▸ **Work instructions**: Where a line holds the string "Edge", return that line.

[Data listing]

▼

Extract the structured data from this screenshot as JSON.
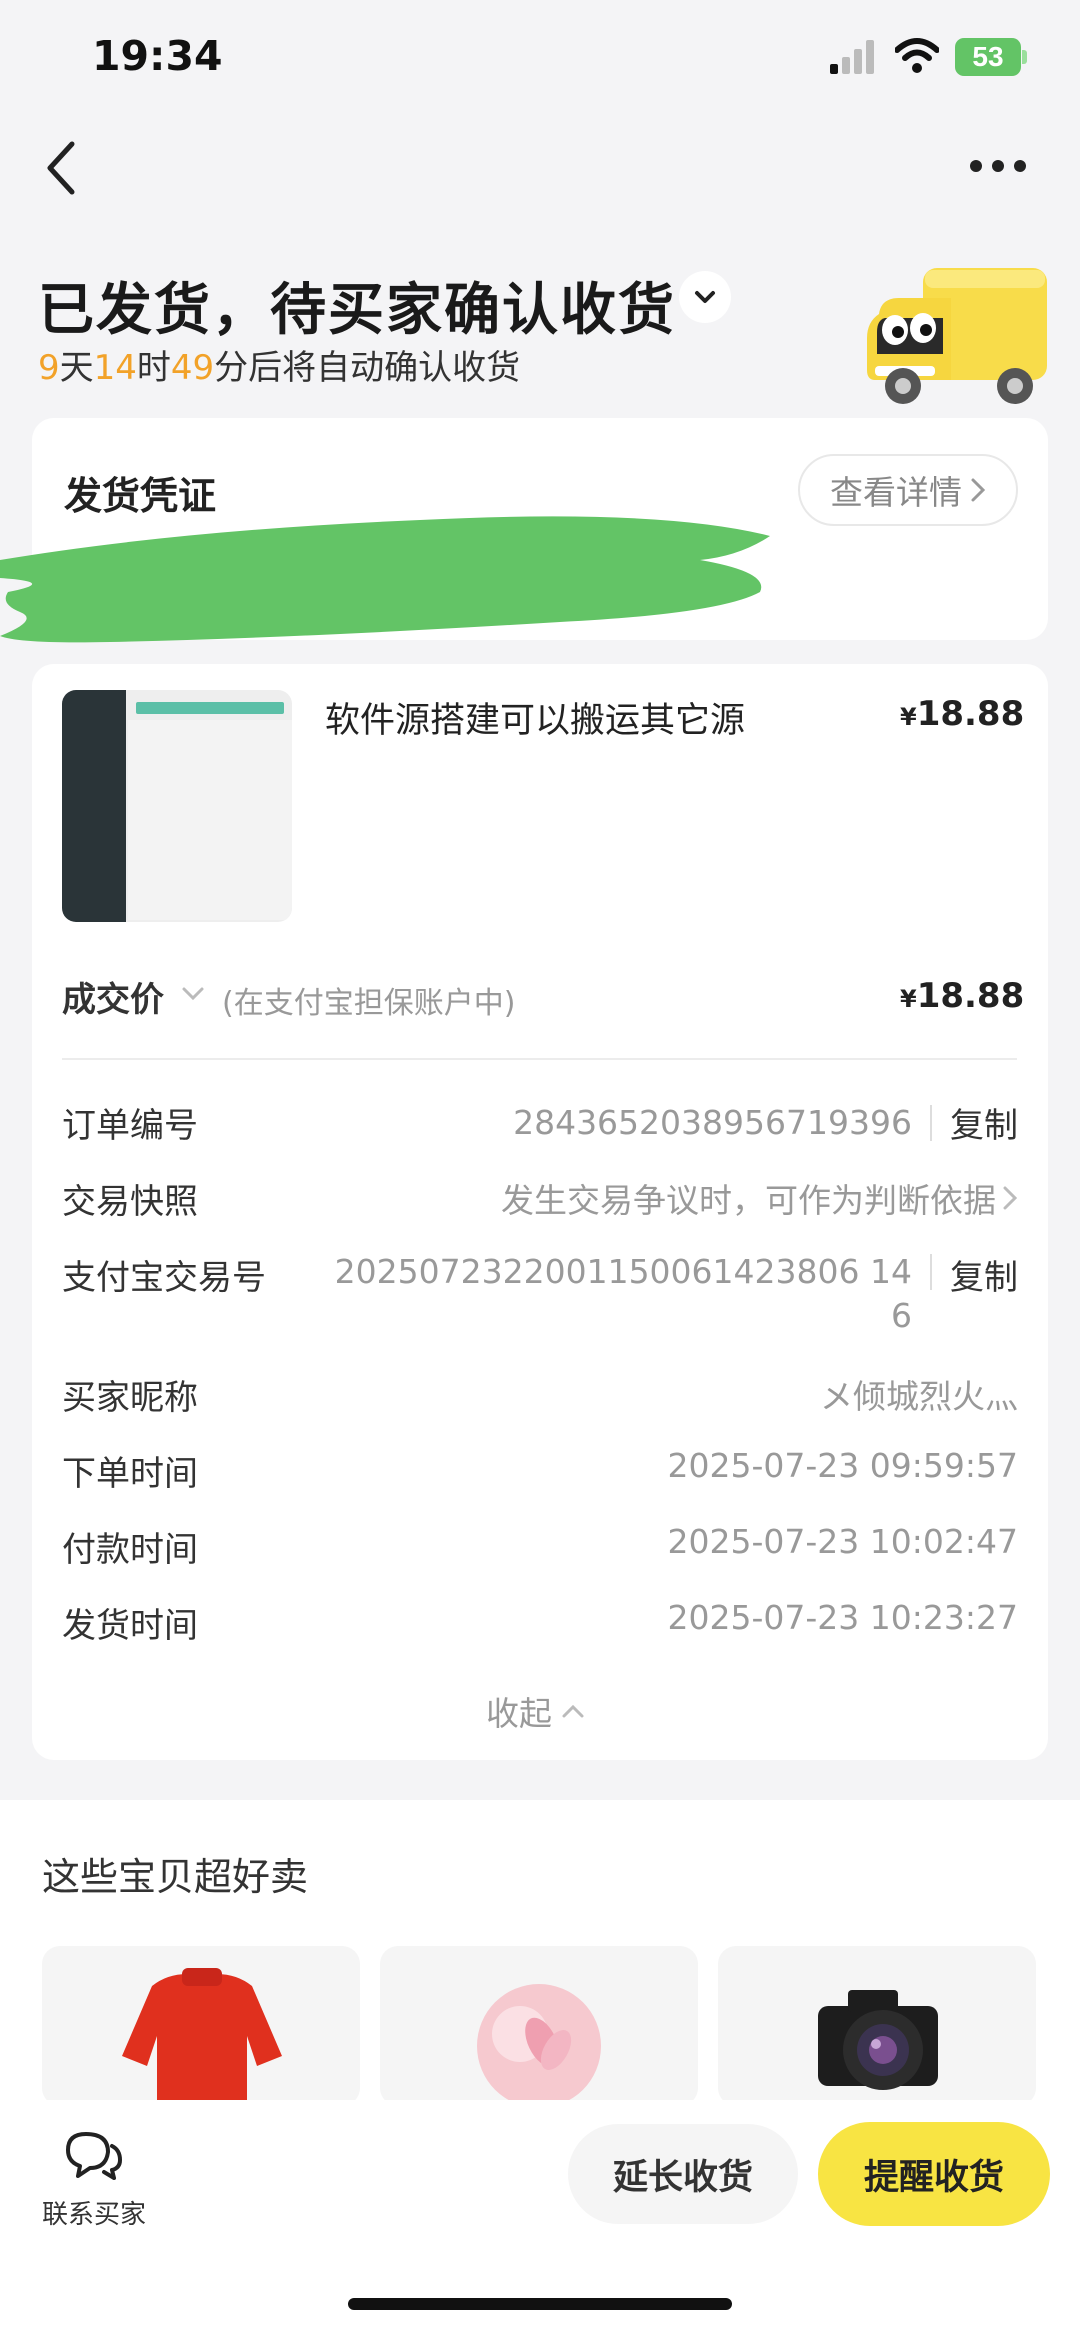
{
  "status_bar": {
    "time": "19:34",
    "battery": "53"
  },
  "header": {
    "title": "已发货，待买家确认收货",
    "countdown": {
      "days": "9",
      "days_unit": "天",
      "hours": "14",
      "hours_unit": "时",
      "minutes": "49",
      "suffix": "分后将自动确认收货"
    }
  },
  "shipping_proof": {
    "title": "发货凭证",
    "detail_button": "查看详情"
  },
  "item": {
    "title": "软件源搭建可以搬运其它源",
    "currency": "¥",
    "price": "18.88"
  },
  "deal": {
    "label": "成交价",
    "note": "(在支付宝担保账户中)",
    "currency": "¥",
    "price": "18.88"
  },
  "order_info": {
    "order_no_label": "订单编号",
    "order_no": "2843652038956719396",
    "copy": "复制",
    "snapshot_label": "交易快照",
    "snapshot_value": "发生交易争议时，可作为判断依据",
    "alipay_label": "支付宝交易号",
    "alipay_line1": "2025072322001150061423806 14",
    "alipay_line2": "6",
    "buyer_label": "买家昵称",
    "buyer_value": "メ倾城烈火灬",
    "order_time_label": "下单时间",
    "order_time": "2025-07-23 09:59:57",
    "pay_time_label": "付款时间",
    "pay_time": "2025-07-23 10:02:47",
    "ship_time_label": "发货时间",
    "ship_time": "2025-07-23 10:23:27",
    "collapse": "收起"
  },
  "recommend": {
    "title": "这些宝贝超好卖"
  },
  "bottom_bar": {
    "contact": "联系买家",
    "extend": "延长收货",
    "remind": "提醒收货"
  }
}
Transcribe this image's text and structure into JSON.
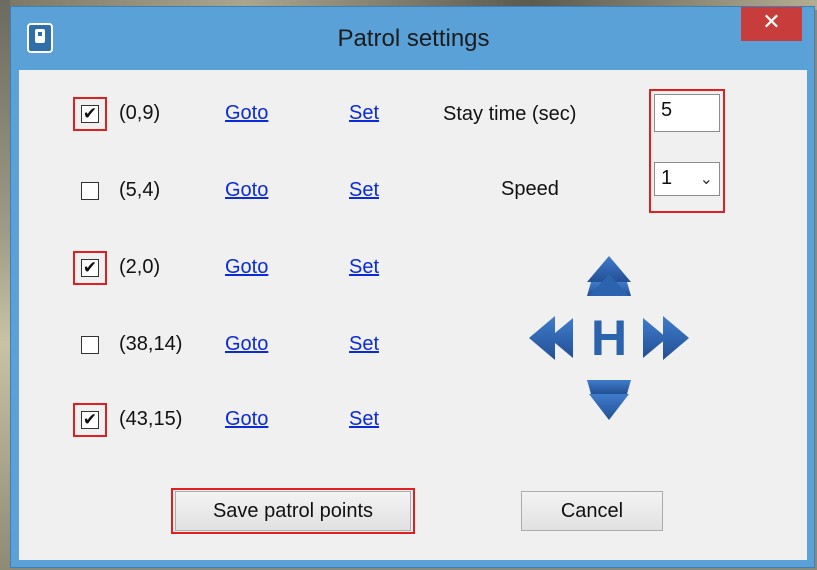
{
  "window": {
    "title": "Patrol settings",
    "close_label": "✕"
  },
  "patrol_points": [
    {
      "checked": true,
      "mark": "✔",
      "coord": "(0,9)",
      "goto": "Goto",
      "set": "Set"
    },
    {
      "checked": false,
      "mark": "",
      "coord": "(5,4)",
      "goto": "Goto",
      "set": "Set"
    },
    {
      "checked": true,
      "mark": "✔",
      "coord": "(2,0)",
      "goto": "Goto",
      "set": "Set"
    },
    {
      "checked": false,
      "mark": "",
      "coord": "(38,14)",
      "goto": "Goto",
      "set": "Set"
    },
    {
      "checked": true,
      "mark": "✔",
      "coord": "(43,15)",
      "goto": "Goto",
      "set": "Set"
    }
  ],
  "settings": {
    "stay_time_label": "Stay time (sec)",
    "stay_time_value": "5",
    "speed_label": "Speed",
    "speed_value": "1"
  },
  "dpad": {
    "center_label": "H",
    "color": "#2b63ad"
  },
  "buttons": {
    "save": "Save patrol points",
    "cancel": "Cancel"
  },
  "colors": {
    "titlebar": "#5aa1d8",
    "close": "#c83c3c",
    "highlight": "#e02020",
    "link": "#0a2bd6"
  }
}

▲
▼

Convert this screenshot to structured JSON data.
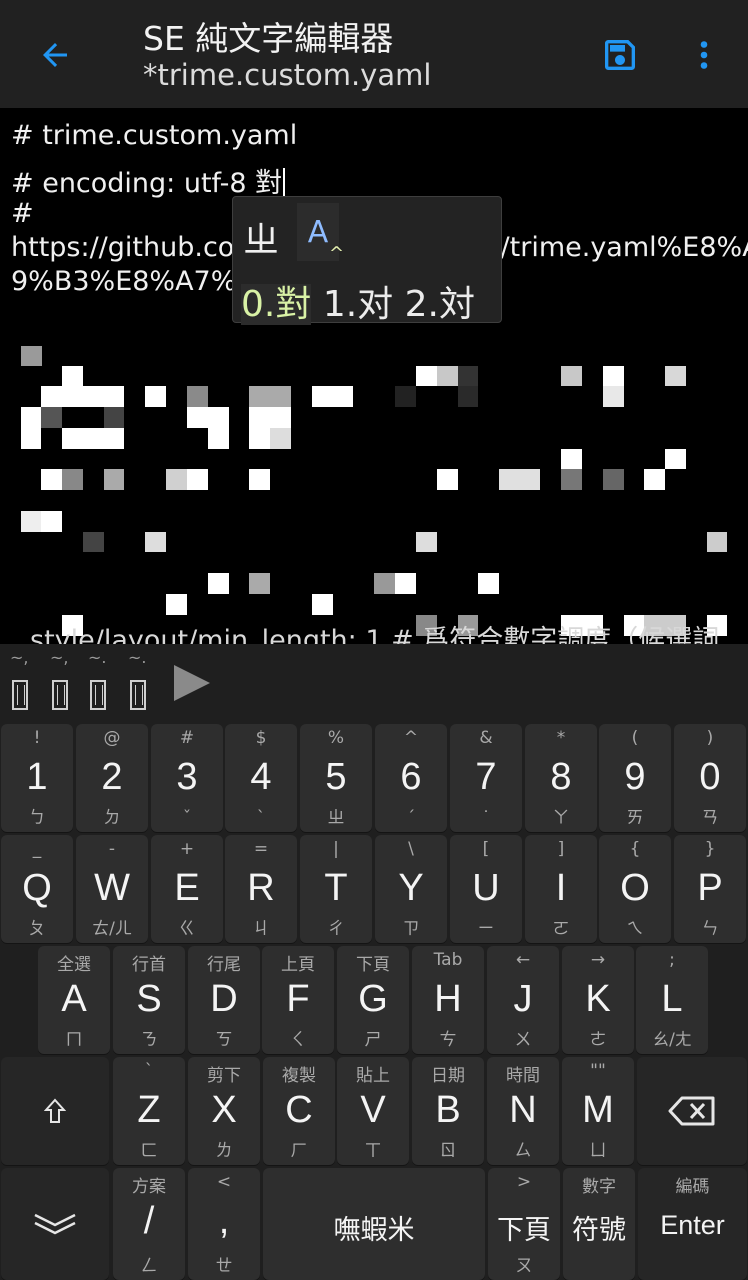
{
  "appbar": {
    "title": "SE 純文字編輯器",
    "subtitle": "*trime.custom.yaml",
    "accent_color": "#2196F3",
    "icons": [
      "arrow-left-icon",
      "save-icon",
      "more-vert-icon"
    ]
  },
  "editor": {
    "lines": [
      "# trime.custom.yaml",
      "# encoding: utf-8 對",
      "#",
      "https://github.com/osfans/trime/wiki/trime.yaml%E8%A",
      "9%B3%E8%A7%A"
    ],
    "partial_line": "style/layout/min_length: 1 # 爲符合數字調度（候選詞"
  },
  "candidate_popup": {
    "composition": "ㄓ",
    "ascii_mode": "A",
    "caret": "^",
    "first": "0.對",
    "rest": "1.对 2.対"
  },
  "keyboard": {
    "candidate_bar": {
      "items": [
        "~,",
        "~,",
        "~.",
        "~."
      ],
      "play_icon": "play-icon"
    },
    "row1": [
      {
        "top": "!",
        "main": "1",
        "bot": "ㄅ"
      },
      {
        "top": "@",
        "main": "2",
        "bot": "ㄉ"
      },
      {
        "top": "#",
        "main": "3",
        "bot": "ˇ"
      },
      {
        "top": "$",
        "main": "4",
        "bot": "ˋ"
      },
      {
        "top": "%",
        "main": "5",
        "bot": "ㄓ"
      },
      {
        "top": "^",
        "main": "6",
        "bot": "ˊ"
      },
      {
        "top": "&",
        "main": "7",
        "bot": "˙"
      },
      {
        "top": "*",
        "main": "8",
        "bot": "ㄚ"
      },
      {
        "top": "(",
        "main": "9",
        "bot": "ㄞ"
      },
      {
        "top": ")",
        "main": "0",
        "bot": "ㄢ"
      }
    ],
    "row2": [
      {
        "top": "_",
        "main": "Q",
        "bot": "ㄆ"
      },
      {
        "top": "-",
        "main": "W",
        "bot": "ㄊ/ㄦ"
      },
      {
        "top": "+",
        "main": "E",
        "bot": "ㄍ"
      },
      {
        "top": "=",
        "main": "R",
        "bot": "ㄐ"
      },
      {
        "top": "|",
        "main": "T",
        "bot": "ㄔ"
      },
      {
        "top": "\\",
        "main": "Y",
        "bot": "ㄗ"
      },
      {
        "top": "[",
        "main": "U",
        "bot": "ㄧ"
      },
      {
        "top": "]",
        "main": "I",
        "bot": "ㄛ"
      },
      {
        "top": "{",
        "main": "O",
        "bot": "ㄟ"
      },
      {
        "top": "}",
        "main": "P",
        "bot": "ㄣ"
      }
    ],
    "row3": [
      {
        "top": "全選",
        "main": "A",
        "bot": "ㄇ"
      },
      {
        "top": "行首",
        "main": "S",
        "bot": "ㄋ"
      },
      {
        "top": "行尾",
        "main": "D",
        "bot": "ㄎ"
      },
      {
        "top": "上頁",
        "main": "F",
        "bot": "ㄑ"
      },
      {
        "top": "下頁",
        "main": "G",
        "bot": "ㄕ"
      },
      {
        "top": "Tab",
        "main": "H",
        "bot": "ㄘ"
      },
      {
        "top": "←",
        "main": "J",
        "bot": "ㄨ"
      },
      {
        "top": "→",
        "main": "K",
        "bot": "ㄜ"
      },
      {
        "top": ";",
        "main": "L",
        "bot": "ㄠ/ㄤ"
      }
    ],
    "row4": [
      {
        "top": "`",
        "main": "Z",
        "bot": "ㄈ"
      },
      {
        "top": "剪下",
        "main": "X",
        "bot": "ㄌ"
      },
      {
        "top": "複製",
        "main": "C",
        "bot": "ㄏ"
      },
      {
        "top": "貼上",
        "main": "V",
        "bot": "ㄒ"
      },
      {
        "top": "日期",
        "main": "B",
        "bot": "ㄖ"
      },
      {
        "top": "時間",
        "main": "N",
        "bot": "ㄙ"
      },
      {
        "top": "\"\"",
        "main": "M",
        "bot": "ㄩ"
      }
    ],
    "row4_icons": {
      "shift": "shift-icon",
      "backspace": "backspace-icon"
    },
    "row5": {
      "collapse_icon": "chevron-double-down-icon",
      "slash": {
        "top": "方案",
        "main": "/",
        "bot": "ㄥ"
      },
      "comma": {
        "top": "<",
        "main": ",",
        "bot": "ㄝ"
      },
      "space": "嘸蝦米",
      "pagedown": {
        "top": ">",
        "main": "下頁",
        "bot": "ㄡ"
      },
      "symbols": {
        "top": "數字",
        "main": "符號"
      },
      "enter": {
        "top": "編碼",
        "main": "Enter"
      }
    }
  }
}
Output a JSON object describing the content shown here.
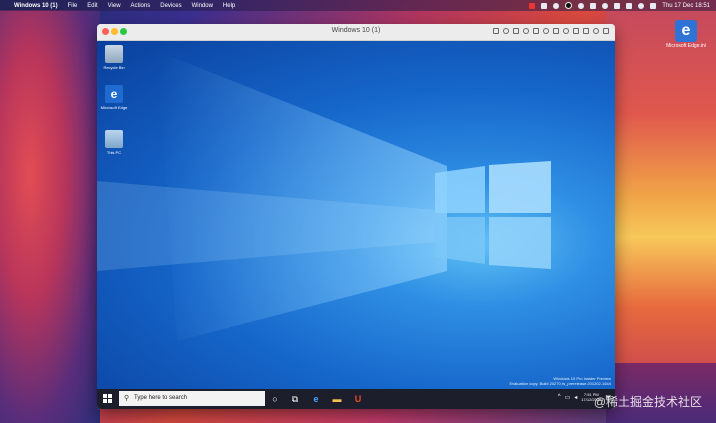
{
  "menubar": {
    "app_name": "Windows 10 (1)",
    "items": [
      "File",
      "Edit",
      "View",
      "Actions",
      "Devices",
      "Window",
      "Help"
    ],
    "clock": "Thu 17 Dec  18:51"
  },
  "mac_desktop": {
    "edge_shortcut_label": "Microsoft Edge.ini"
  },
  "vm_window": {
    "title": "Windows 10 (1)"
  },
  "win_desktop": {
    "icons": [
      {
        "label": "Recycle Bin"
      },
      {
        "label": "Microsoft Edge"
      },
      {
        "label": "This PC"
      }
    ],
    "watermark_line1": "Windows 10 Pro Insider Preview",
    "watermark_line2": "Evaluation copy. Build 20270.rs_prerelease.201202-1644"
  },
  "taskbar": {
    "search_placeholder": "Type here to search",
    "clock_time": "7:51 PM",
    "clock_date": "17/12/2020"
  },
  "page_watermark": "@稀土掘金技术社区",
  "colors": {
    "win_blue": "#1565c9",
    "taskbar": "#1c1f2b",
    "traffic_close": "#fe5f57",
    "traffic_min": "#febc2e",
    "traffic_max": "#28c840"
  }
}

▲
▼

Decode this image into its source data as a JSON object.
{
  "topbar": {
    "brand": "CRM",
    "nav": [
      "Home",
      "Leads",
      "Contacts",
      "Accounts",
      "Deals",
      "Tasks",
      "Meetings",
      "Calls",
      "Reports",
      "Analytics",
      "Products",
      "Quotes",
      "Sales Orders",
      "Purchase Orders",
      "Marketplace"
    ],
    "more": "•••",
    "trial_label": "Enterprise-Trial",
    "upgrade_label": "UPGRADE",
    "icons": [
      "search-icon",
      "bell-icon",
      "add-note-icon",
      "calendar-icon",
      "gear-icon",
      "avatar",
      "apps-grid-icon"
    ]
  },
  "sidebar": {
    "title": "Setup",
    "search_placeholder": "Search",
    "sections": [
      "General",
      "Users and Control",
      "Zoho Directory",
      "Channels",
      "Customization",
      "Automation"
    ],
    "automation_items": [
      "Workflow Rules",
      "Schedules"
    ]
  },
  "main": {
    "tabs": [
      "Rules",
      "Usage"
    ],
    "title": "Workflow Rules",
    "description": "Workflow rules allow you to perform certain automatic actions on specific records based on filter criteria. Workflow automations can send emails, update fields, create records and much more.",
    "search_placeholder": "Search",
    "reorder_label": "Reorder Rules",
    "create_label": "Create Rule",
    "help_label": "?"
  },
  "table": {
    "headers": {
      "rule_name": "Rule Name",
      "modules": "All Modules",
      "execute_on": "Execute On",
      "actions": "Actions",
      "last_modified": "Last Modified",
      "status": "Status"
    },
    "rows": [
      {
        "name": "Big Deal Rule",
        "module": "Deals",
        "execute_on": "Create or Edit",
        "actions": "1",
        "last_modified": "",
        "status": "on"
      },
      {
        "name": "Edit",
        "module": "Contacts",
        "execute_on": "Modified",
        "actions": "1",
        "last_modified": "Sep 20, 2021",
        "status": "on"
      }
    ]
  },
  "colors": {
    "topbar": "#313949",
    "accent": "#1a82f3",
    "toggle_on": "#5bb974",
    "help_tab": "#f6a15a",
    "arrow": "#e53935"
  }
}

▲

▸ **Exercise result**:
    "edge_shortcut_label": "Microsoft Edge.ini"
        "label": "Microsoft Edge"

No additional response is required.